[Problem requirements]
Wherever the word "Documentation" appears in a line, copy that line.

[Stored data]
## Begin
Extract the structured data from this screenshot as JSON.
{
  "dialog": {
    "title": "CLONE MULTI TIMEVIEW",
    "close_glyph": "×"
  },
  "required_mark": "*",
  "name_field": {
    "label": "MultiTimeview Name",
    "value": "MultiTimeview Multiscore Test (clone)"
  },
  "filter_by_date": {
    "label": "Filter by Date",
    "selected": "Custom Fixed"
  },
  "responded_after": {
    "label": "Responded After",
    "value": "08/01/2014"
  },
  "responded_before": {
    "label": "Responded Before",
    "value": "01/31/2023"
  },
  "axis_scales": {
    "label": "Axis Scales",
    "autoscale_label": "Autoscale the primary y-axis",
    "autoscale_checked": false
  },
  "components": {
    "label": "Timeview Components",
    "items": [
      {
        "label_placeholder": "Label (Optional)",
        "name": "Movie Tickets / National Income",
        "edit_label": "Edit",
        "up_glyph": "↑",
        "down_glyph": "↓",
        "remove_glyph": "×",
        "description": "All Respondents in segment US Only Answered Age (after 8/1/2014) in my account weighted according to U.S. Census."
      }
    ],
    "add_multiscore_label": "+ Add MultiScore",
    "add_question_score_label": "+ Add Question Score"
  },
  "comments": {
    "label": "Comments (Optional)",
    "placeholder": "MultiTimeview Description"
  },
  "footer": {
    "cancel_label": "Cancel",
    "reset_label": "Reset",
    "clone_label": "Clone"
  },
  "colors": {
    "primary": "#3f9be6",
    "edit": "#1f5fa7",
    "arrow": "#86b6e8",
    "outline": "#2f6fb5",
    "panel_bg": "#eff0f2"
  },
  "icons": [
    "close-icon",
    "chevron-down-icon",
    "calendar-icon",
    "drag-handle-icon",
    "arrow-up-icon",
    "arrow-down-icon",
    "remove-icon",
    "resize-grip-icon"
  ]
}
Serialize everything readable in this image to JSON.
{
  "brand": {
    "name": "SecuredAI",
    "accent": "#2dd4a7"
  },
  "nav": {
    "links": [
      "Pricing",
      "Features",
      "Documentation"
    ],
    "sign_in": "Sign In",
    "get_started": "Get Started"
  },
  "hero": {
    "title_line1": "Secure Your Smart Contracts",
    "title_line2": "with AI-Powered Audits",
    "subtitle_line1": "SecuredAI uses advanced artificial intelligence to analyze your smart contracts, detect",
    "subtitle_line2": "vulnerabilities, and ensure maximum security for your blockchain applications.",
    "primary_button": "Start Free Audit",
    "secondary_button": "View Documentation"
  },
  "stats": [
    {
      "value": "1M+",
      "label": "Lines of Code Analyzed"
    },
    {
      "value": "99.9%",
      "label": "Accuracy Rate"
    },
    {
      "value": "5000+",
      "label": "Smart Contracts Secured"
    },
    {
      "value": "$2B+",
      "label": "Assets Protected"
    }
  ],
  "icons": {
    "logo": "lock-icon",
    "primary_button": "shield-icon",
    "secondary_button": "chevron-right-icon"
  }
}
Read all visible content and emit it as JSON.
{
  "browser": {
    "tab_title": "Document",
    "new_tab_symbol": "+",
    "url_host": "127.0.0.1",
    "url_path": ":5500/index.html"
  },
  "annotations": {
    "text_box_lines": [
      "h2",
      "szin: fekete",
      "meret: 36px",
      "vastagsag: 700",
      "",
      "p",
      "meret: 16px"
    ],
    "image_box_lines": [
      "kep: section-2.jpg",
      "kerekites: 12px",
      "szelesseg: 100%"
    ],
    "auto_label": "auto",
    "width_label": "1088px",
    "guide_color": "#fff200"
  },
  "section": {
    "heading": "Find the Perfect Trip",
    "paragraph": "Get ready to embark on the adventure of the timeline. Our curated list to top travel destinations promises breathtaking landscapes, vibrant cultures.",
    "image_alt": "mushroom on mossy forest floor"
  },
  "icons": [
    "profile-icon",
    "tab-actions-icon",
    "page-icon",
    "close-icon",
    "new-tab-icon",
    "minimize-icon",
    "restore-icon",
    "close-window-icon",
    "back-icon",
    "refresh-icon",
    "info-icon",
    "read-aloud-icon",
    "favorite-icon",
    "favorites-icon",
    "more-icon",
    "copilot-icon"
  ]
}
## End
[Completed exercise]
      "Documentation"
    "secondary_button": "View Documentation"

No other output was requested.